■ **Written instruction**
Write out the fondue pot discussion word for word, beginning at the words "Do you own a" and stopping after "for a while.".

Do you own a fondue pot? And what's in it?
- alliegator Jan 29, 2013 12:02 PM
I got a fondue pot a few years ago and used it often, but kind of got burned out on it. It's been in the back of my cabinet for a while.
Maybe some of you have a favorite recipe (savory, sweet, whatever) you make that you'd like share, and it will inspire me to bring it out again.
I love the Melting Pot! It is a fun way to share food with others. Taught my niece to like scallops at the Melting Pot. The only scallops she had ever eaten were over cooked ones her father made. I cooked one in the fondue pot for about 15 seconds and gave it to her to eat. After eating, her eyes lit up and she said, "that's what they are supposed to be like, not all rubbery?".
I don't, but I remember this one thing that my mom did when I was a kid and we'd have some family or someone over. She had marinated small chunks of beef and veggies in something like vinaigrette and we'd skewer them and cook them in simmering oil in the pot. I remember it as good and fun for us kids. Sorry it's not more specific.
I got 2 as wedding gifts back in 1978. Had not used them in ages but took them out last year for Valentines day and did a 3-course fondue dinner for my husband --
(a) cheese with bread cubes & apples for dipping;
(b) beef cubes and julienned vegetables, cooked in the pot in hot oil, with bearnaise sauce for dipping; and
(c) chocolate with cake cubes and more apples.

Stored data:
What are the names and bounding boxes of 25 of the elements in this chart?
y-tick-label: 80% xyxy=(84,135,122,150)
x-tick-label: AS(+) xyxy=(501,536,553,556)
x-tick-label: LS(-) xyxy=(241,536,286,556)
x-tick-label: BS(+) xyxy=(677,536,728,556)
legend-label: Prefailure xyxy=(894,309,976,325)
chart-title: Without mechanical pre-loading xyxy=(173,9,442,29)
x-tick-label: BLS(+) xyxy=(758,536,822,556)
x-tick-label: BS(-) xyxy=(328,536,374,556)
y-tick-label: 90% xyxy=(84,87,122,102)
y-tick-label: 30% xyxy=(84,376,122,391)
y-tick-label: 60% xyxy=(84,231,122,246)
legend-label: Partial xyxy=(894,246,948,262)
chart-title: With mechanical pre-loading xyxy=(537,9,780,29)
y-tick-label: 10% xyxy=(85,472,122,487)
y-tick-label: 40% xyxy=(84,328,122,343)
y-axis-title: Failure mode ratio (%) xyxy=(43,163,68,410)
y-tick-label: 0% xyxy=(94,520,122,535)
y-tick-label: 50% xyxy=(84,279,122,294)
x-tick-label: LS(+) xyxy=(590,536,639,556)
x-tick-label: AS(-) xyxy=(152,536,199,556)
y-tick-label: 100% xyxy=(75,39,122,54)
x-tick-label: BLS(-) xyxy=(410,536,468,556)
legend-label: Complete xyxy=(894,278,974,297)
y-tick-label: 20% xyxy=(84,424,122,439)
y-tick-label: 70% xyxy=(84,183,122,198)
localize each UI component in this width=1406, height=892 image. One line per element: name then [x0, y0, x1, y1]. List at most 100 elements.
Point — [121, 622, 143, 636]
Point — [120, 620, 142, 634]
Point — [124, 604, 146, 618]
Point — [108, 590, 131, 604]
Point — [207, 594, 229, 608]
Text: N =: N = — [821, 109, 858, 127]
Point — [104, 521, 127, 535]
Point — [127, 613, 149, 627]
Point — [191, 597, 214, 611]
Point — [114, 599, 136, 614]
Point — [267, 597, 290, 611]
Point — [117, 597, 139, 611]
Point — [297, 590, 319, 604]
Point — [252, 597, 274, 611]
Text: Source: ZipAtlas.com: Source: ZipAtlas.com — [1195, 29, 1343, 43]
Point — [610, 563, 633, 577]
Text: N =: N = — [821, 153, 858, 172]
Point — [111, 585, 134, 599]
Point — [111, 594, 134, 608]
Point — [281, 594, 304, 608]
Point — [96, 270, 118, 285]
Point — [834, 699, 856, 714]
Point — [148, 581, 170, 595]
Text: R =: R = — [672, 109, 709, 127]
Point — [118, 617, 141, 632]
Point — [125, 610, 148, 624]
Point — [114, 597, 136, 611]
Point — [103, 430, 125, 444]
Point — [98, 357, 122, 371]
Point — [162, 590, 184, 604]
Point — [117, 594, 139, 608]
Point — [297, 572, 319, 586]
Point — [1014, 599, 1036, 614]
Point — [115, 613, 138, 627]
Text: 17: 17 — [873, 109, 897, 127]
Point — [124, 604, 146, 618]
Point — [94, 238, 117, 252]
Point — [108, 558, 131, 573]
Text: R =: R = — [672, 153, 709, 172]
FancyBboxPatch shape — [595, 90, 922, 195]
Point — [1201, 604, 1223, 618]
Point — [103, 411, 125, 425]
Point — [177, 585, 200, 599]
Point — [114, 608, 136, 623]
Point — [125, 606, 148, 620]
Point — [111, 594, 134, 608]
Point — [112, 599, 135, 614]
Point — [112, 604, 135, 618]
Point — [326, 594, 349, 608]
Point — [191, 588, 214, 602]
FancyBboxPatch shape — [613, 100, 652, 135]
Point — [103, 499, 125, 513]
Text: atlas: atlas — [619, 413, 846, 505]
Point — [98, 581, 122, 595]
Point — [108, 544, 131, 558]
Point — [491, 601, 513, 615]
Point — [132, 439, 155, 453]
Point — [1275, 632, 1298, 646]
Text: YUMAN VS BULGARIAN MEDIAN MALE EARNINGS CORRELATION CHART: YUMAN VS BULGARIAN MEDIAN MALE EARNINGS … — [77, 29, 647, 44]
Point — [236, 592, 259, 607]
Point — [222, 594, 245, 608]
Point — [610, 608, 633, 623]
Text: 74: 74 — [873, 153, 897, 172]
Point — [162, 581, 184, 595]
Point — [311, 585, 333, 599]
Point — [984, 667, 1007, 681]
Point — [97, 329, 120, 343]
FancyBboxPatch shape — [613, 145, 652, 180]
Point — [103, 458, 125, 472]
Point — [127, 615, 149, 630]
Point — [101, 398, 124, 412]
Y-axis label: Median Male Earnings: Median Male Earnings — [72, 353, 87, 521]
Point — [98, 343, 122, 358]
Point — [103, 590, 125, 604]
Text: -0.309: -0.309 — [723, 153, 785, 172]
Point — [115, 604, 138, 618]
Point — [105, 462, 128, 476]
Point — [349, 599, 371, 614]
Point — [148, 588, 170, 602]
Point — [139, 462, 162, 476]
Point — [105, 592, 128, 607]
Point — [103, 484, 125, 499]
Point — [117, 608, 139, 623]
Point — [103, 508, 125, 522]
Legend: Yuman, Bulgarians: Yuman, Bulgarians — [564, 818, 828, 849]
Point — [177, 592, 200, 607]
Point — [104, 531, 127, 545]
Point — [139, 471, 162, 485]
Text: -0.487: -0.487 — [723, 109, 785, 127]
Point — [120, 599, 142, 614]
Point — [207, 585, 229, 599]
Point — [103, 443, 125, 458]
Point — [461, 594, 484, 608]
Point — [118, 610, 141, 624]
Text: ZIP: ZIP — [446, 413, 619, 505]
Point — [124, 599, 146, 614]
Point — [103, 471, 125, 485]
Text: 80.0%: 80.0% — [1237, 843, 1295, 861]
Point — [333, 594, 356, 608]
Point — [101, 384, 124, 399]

■ **Output below**
Do you own a fondue pot? And what's in it?
- alliegator Jan 29, 2013 12:02 PM
I got a fondue pot a few years ago and used it often, but kind of got burned out on it. It's been in the back of my cabinet for a while.